AIM OF THE TASK: Restate the whole listing exactly.

(Dataset items)
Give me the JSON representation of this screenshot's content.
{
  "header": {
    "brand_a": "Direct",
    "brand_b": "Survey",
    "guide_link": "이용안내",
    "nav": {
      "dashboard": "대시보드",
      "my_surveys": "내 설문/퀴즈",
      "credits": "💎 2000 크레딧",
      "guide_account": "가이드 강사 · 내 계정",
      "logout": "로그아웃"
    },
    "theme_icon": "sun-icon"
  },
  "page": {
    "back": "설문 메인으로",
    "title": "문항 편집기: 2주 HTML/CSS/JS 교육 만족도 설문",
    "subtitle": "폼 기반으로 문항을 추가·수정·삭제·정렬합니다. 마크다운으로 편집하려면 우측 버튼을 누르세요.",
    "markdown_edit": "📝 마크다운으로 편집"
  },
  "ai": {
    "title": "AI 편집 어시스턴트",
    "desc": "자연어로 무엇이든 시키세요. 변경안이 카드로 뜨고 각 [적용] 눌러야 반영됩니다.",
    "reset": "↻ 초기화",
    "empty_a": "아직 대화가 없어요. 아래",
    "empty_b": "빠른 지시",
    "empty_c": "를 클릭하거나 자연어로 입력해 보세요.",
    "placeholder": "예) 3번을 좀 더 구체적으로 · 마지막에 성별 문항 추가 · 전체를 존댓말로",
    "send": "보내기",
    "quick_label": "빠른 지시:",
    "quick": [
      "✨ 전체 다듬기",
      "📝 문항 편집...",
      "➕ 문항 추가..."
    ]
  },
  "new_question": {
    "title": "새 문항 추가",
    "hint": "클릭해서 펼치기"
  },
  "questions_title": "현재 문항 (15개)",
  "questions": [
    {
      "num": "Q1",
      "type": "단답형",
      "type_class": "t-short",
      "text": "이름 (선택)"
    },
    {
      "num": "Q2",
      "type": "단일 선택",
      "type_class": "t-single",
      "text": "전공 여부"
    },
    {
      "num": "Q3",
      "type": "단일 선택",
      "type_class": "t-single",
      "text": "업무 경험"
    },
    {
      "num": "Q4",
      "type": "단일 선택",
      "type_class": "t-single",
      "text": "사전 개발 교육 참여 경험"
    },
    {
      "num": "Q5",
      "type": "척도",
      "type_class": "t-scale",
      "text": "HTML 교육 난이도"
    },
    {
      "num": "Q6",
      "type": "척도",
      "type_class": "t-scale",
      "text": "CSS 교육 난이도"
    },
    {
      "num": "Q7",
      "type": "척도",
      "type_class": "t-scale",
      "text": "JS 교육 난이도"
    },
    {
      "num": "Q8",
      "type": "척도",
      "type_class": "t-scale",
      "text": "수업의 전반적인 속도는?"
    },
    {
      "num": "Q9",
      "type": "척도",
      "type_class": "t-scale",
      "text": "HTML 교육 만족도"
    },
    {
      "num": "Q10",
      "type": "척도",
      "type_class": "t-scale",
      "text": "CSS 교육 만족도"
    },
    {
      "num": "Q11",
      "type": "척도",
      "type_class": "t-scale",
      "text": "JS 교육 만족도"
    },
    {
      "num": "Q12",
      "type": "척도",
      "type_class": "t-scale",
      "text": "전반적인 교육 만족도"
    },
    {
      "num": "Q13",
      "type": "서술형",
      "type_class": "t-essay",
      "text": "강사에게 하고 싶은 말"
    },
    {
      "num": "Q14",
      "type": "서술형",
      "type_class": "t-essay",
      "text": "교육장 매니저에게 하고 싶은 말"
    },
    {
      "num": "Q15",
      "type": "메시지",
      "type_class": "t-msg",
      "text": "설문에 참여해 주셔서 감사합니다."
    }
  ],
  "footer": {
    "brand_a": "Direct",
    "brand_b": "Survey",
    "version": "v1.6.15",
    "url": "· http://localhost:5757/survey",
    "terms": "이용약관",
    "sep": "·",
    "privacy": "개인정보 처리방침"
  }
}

SOLUTION TO THE PROBLEM:
Give me the JSON representation of this screenshot's content.
{
  "header": {
    "brand_a": "Direct",
    "brand_b": "Survey",
    "guide_link": "이용안내",
    "nav": {
      "dashboard": "대시보드",
      "my_surveys": "내 설문/퀴즈",
      "credits": "💎 2000 크레딧",
      "guide_account": "가이드 강사 · 내 계정",
      "logout": "로그아웃"
    },
    "theme_icon": "sun-icon"
  },
  "page": {
    "back": "설문 메인으로",
    "title": "문항 편집기: 2주 HTML/CSS/JS 교육 만족도 설문",
    "subtitle": "폼 기반으로 문항을 추가·수정·삭제·정렬합니다. 마크다운으로 편집하려면 우측 버튼을 누르세요.",
    "markdown_edit": "📝 마크다운으로 편집"
  },
  "ai": {
    "title": "AI 편집 어시스턴트",
    "desc": "자연어로 무엇이든 시키세요. 변경안이 카드로 뜨고 각 [적용] 눌러야 반영됩니다.",
    "reset": "↻ 초기화",
    "empty_a": "아직 대화가 없어요. 아래",
    "empty_b": "빠른 지시",
    "empty_c": "를 클릭하거나 자연어로 입력해 보세요.",
    "placeholder": "예) 3번을 좀 더 구체적으로 · 마지막에 성별 문항 추가 · 전체를 존댓말로",
    "send": "보내기",
    "quick_label": "빠른 지시:",
    "quick": [
      "✨ 전체 다듬기",
      "📝 문항 편집...",
      "➕ 문항 추가..."
    ]
  },
  "new_question": {
    "title": "새 문항 추가",
    "hint": "클릭해서 펼치기"
  },
  "questions_title": "현재 문항 (15개)",
  "questions": [
    {
      "num": "Q1",
      "type": "단답형",
      "type_class": "t-short",
      "text": "이름 (선택)"
    },
    {
      "num": "Q2",
      "type": "단일 선택",
      "type_class": "t-single",
      "text": "전공 여부"
    },
    {
      "num": "Q3",
      "type": "단일 선택",
      "type_class": "t-single",
      "text": "업무 경험"
    },
    {
      "num": "Q4",
      "type": "단일 선택",
      "type_class": "t-single",
      "text": "사전 개발 교육 참여 경험"
    },
    {
      "num": "Q5",
      "type": "척도",
      "type_class": "t-scale",
      "text": "HTML 교육 난이도"
    },
    {
      "num": "Q6",
      "type": "척도",
      "type_class": "t-scale",
      "text": "CSS 교육 난이도"
    },
    {
      "num": "Q7",
      "type": "척도",
      "type_class": "t-scale",
      "text": "JS 교육 난이도"
    },
    {
      "num": "Q8",
      "type": "척도",
      "type_class": "t-scale",
      "text": "수업의 전반적인 속도는?"
    },
    {
      "num": "Q9",
      "type": "척도",
      "type_class": "t-scale",
      "text": "HTML 교육 만족도"
    },
    {
      "num": "Q10",
      "type": "척도",
      "type_class": "t-scale",
      "text": "CSS 교육 만족도"
    },
    {
      "num": "Q11",
      "type": "척도",
      "type_class": "t-scale",
      "text": "JS 교육 만족도"
    },
    {
      "num": "Q12",
      "type": "척도",
      "type_class": "t-scale",
      "text": "전반적인 교육 만족도"
    },
    {
      "num": "Q13",
      "type": "서술형",
      "type_class": "t-essay",
      "text": "강사에게 하고 싶은 말"
    },
    {
      "num": "Q14",
      "type": "서술형",
      "type_class": "t-essay",
      "text": "교육장 매니저에게 하고 싶은 말"
    },
    {
      "num": "Q15",
      "type": "메시지",
      "type_class": "t-msg",
      "text": "설문에 참여해 주셔서 감사합니다."
    }
  ],
  "footer": {
    "brand_a": "Direct",
    "brand_b": "Survey",
    "version": "v1.6.15",
    "url": "· http://localhost:5757/survey",
    "terms": "이용약관",
    "sep": "·",
    "privacy": "개인정보 처리방침"
  }
}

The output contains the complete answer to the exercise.